**TASK BRIEF:**
Count every line where "What" shows up, and give that number only.

**EXERCISE MATERIAL:**

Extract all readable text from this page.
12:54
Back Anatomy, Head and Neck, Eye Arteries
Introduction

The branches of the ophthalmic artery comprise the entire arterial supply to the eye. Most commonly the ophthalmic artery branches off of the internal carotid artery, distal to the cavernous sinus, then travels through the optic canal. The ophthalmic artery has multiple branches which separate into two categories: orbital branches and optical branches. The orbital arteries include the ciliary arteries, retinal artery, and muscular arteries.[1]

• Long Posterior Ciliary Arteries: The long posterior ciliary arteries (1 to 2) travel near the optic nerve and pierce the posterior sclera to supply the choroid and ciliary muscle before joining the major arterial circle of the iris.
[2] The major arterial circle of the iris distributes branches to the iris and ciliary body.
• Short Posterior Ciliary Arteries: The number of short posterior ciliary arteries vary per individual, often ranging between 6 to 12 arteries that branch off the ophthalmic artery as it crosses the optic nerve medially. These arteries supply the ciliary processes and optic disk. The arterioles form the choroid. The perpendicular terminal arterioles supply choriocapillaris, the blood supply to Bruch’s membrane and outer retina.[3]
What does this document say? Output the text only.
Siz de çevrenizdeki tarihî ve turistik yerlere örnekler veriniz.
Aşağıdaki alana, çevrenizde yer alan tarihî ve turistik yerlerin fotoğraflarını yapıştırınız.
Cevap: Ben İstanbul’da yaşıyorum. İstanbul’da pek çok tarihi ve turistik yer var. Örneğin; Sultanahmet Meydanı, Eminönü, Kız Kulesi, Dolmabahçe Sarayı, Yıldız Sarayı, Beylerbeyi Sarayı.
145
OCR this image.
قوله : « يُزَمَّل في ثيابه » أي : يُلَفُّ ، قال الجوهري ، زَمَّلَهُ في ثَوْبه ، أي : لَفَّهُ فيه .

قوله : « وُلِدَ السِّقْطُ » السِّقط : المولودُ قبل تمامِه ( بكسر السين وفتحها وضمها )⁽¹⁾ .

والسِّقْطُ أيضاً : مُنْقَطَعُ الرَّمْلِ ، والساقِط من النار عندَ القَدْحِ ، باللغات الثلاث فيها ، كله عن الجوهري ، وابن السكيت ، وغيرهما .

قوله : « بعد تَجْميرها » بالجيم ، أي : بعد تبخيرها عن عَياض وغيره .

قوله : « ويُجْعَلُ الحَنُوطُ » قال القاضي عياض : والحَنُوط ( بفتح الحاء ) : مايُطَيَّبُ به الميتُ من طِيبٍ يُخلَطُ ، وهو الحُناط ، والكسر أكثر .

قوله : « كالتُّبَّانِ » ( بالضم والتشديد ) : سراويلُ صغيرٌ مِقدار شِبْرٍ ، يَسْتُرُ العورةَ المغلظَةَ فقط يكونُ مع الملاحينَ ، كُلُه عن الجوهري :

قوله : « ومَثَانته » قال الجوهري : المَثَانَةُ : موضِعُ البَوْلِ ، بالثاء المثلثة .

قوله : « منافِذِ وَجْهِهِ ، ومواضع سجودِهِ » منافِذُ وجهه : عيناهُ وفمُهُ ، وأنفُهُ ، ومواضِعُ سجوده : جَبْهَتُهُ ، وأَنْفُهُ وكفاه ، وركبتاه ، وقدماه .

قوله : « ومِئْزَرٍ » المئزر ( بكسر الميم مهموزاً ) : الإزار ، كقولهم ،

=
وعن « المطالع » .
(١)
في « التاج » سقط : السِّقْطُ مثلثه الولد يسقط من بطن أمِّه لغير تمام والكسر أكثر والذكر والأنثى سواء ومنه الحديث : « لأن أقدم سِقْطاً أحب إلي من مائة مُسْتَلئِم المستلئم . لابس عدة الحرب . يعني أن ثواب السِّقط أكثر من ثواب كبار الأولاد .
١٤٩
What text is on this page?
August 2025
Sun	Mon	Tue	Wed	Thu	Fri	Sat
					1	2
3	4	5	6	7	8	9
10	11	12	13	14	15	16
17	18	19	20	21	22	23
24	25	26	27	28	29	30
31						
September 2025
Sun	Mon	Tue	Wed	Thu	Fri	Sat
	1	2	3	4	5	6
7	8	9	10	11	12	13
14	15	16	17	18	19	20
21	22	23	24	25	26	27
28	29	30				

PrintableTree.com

**EXERCISE ANSWER:**
2